* [Work to be completed] Repeat the records in full and exactly, omitting pictures.

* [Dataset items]
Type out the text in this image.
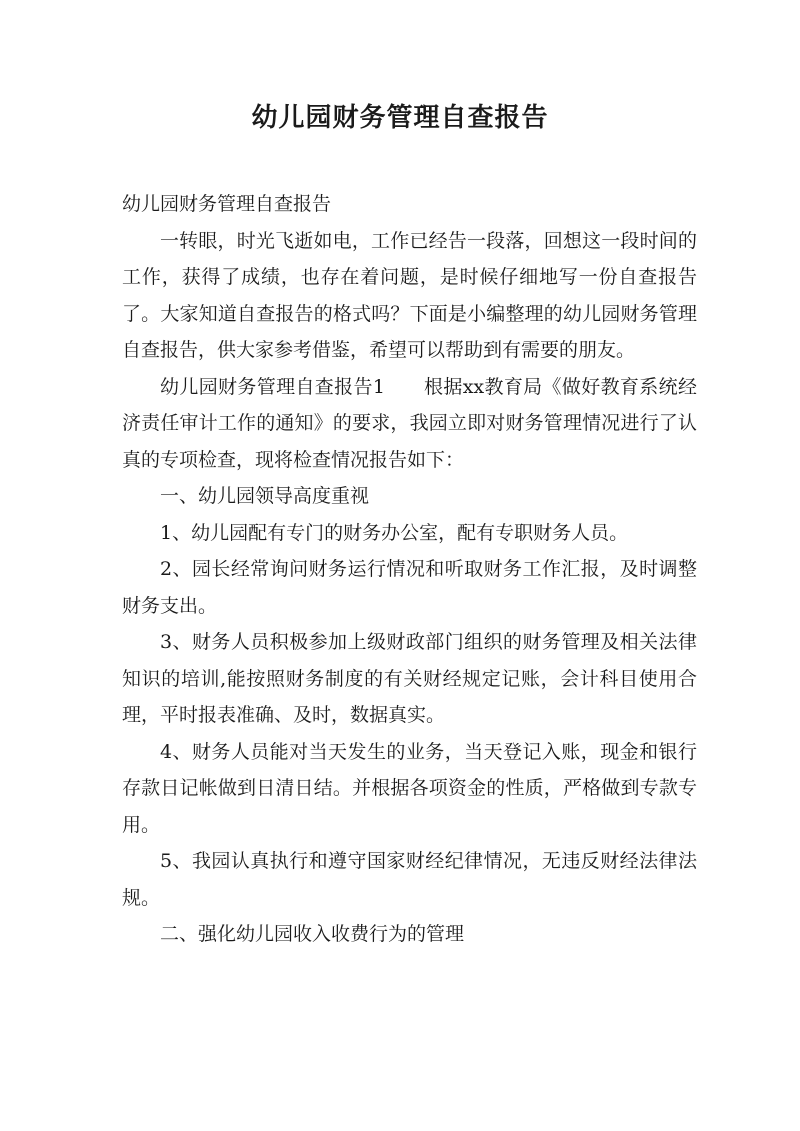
幼儿园财务管理自查报告

幼儿园财务管理自查报告

一转眼，时光飞逝如电，工作已经告一段落，回想这一段时间的工作，获得了成绩，也存在着问题，是时候仔细地写一份自查报告了。大家知道自查报告的格式吗？下面是小编整理的幼儿园财务管理自查报告，供大家参考借鉴，希望可以帮助到有需要的朋友。

幼儿园财务管理自查报告1　　根据xx教育局《做好教育系统经济责任审计工作的通知》的要求，我园立即对财务管理情况进行了认真的专项检查，现将检查情况报告如下：

一、幼儿园领导高度重视

1、幼儿园配有专门的财务办公室，配有专职财务人员。

2、园长经常询问财务运行情况和听取财务工作汇报，及时调整财务支出。

3、财务人员积极参加上级财政部门组织的财务管理及相关法律知识的培训,能按照财务制度的有关财经规定记账，会计科目使用合理，平时报表准确、及时，数据真实。

4、财务人员能对当天发生的业务，当天登记入账，现金和银行存款日记帐做到日清日结。并根据各项资金的性质，严格做到专款专用。

5、我园认真执行和遵守国家财经纪律情况，无违反财经法律法规。

二、强化幼儿园收入收费行为的管理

* [Written answer]
Type out the text in this image.
幼儿园财务管理自查报告

幼儿园财务管理自查报告

一转眼，时光飞逝如电，工作已经告一段落，回想这一段时间的工作，获得了成绩，也存在着问题，是时候仔细地写一份自查报告了。大家知道自查报告的格式吗？下面是小编整理的幼儿园财务管理自查报告，供大家参考借鉴，希望可以帮助到有需要的朋友。

幼儿园财务管理自查报告1　　根据xx教育局《做好教育系统经济责任审计工作的通知》的要求，我园立即对财务管理情况进行了认真的专项检查，现将检查情况报告如下：

一、幼儿园领导高度重视

1、幼儿园配有专门的财务办公室，配有专职财务人员。

2、园长经常询问财务运行情况和听取财务工作汇报，及时调整财务支出。

3、财务人员积极参加上级财政部门组织的财务管理及相关法律知识的培训,能按照财务制度的有关财经规定记账，会计科目使用合理，平时报表准确、及时，数据真实。

4、财务人员能对当天发生的业务，当天登记入账，现金和银行存款日记帐做到日清日结。并根据各项资金的性质，严格做到专款专用。

5、我园认真执行和遵守国家财经纪律情况，无违反财经法律法规。

二、强化幼儿园收入收费行为的管理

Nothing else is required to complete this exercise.